Start of Records for this exercise

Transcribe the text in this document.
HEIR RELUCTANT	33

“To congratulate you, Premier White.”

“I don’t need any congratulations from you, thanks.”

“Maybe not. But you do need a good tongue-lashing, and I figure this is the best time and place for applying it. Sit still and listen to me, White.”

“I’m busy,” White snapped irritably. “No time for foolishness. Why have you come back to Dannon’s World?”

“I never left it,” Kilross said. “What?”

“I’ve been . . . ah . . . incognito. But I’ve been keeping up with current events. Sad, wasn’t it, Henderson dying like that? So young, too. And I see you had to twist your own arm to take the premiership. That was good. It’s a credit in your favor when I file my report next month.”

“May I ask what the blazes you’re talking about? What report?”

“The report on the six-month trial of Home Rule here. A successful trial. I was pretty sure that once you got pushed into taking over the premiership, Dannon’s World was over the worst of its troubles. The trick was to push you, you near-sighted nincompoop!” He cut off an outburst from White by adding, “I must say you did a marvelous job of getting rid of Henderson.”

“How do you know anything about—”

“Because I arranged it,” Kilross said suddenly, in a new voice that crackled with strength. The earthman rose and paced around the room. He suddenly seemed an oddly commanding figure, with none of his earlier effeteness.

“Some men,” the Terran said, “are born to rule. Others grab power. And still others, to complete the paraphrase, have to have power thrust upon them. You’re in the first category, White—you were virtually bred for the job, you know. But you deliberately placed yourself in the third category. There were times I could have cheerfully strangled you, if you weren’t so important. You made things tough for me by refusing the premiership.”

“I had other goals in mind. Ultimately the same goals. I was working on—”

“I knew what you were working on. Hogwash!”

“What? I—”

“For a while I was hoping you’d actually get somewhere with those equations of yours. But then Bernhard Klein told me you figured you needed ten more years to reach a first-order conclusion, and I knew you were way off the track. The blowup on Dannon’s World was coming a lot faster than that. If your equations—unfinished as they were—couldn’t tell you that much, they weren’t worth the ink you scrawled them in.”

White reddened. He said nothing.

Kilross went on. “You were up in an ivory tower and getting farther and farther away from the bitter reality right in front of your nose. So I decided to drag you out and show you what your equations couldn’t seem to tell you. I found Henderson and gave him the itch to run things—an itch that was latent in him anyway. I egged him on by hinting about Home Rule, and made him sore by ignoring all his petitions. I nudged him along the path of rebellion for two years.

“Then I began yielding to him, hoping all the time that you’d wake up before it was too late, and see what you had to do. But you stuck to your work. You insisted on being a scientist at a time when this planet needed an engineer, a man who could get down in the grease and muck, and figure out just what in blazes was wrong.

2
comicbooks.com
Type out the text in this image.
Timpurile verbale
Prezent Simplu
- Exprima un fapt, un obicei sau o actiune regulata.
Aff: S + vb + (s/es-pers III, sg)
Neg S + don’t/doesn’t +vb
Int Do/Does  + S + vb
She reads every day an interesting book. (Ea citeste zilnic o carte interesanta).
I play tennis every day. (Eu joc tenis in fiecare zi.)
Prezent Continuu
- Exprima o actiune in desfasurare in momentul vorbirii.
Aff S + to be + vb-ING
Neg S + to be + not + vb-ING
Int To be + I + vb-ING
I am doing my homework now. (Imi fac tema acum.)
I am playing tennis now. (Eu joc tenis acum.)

End of Records for this exercise

Stated goal -
Tell how many lines in the material above include the word "tenis", giving the number only.

The response -
2